§ **WORK INSTRUCTIONS**: Locate the word "down" in the entries below, then gather every line that holds it.

§ **RECORDS SHOWN**:

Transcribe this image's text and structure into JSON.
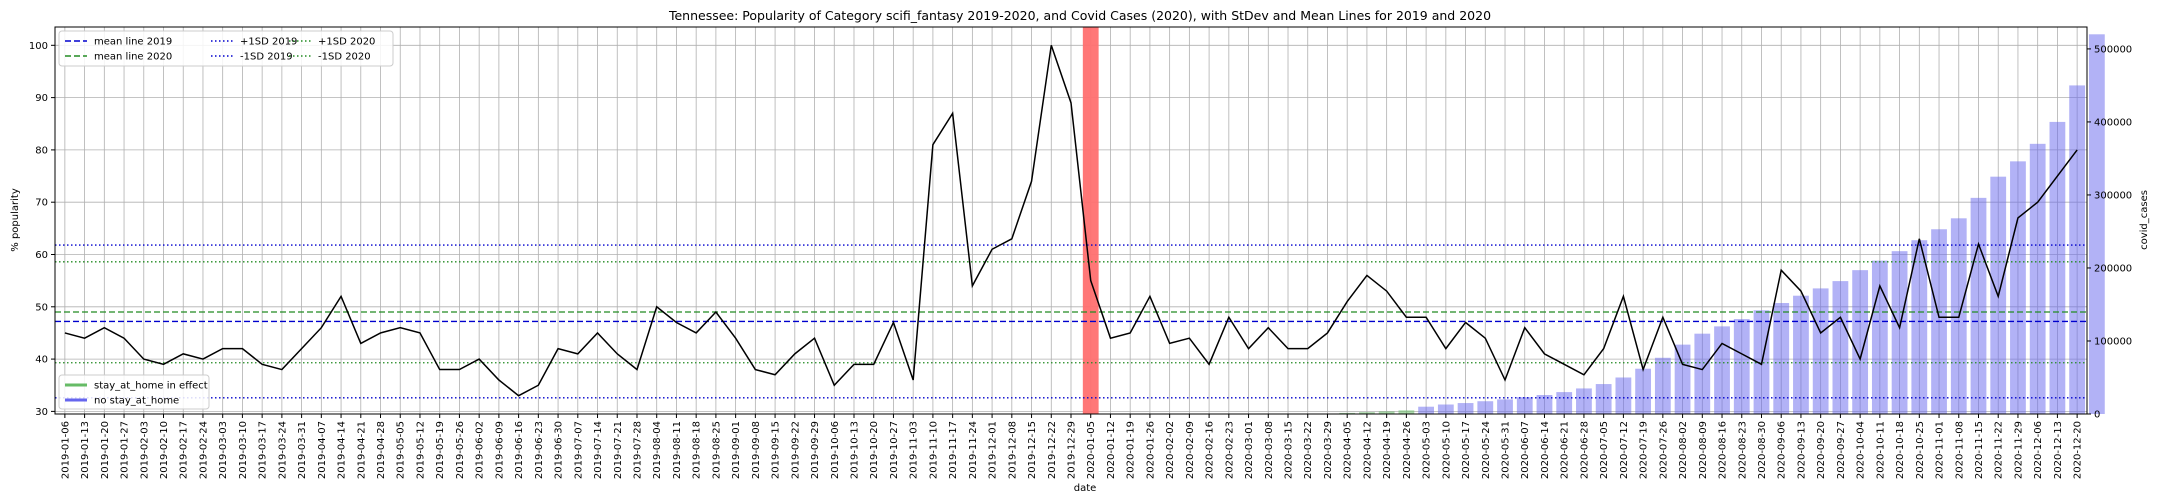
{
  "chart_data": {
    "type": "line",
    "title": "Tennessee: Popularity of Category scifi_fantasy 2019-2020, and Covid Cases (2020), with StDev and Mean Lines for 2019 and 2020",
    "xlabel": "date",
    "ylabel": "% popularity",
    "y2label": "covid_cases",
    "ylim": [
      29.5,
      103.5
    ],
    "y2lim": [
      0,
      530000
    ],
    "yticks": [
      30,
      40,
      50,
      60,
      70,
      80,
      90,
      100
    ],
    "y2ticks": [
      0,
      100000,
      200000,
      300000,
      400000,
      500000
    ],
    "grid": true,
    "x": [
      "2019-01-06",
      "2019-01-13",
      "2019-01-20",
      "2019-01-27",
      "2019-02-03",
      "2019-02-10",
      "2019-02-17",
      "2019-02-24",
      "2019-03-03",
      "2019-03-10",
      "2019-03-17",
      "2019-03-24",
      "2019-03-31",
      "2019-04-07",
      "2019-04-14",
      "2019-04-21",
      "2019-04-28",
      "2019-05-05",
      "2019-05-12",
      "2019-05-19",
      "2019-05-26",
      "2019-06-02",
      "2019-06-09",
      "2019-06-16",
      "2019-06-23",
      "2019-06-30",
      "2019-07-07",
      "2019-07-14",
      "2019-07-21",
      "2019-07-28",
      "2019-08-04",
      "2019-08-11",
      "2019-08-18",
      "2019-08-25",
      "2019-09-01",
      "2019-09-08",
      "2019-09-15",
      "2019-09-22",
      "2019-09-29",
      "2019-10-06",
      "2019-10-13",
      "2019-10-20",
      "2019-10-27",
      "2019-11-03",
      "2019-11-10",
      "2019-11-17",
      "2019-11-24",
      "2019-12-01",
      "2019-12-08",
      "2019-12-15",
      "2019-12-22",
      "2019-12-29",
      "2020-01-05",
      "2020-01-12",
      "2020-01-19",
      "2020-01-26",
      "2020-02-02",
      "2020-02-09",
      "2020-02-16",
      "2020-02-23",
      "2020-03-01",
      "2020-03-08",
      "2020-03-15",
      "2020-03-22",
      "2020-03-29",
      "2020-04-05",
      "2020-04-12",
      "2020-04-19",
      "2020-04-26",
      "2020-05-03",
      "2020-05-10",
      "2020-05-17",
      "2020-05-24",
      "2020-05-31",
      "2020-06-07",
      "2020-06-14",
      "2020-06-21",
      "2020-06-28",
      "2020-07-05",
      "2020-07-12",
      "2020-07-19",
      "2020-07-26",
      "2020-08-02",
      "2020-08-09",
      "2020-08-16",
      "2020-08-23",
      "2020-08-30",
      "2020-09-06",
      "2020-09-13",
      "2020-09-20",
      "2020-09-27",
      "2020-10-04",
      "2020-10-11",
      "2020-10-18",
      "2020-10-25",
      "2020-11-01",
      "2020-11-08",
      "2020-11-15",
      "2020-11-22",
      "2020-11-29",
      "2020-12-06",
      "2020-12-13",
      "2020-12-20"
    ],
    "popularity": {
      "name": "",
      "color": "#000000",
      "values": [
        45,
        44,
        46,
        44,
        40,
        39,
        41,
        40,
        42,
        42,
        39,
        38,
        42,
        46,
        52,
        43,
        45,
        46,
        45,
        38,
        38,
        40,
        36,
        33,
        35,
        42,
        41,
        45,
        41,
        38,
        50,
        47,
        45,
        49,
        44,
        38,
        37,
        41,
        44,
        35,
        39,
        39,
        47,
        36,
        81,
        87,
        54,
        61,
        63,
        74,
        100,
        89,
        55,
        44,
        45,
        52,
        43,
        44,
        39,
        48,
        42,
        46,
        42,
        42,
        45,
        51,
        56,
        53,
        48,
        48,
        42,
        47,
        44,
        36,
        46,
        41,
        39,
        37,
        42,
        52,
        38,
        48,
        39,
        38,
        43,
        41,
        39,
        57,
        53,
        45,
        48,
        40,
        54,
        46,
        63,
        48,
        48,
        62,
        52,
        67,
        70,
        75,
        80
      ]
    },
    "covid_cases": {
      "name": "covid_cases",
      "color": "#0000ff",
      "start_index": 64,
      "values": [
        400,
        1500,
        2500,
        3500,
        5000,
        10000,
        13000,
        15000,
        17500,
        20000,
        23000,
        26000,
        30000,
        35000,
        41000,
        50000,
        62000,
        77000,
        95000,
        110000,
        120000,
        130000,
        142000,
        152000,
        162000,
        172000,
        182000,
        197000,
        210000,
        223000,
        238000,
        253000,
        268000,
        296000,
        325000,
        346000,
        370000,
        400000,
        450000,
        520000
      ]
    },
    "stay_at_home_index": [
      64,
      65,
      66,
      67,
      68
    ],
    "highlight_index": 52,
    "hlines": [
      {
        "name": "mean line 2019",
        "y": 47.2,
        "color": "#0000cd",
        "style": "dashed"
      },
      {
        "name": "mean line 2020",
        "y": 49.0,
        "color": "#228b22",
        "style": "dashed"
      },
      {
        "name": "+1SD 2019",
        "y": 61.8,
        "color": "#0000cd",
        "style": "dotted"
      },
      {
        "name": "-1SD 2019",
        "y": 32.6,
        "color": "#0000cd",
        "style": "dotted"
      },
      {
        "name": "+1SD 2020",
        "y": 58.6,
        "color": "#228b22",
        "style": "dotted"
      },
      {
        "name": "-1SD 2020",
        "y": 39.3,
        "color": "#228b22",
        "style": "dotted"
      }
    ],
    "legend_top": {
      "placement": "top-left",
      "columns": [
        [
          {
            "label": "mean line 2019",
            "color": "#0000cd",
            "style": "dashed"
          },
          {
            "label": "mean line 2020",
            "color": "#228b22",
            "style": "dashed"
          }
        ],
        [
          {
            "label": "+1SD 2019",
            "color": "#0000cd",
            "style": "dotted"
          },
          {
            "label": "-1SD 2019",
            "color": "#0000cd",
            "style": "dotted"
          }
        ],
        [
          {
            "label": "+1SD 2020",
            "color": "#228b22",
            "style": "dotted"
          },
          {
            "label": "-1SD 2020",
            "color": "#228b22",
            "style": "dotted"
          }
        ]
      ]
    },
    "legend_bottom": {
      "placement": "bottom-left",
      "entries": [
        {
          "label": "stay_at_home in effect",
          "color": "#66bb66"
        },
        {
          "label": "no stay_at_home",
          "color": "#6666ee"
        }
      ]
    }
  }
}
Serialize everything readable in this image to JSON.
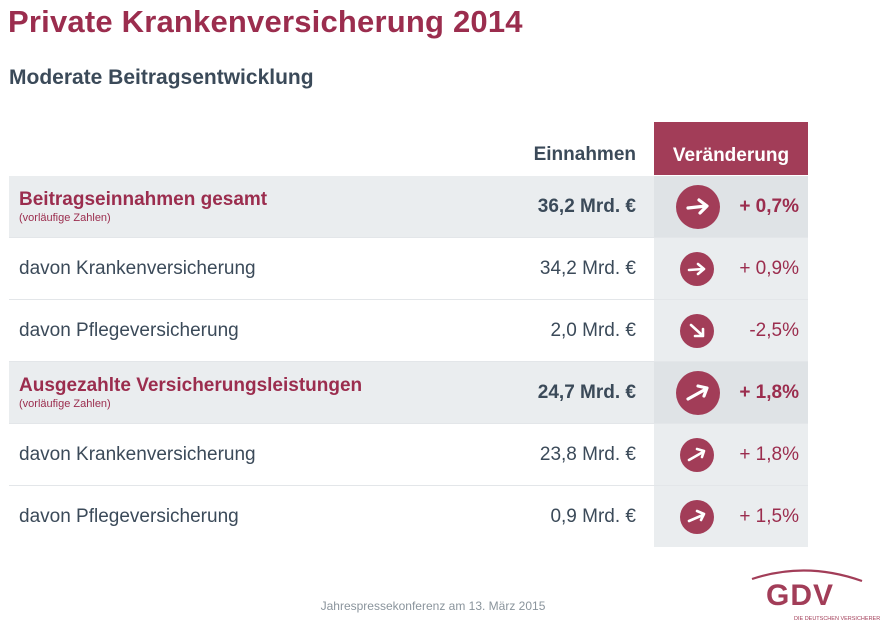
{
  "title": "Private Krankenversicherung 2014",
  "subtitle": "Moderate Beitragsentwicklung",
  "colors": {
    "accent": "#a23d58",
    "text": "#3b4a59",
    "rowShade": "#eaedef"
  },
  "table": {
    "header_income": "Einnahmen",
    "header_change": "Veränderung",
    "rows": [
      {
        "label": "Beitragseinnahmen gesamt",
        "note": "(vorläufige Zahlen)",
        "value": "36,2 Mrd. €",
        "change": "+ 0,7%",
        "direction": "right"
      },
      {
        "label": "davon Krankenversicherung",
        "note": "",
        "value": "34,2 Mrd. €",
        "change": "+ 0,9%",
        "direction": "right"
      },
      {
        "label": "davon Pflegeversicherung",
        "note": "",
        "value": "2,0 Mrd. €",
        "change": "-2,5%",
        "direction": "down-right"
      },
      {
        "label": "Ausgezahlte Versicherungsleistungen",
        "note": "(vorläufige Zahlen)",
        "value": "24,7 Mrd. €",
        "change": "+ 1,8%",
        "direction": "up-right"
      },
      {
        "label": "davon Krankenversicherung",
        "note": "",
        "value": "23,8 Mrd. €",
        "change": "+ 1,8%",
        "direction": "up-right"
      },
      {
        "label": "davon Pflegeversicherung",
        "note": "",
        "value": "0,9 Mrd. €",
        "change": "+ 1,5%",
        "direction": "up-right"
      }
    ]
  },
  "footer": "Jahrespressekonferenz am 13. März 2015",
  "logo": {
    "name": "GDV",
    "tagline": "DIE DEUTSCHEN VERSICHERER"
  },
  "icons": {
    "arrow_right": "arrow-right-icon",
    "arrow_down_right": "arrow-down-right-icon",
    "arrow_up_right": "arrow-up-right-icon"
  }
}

§ **TASK RESPONSE**:
        "direction": "down-right"
    "arrow_down_right": "arrow-down-right-icon",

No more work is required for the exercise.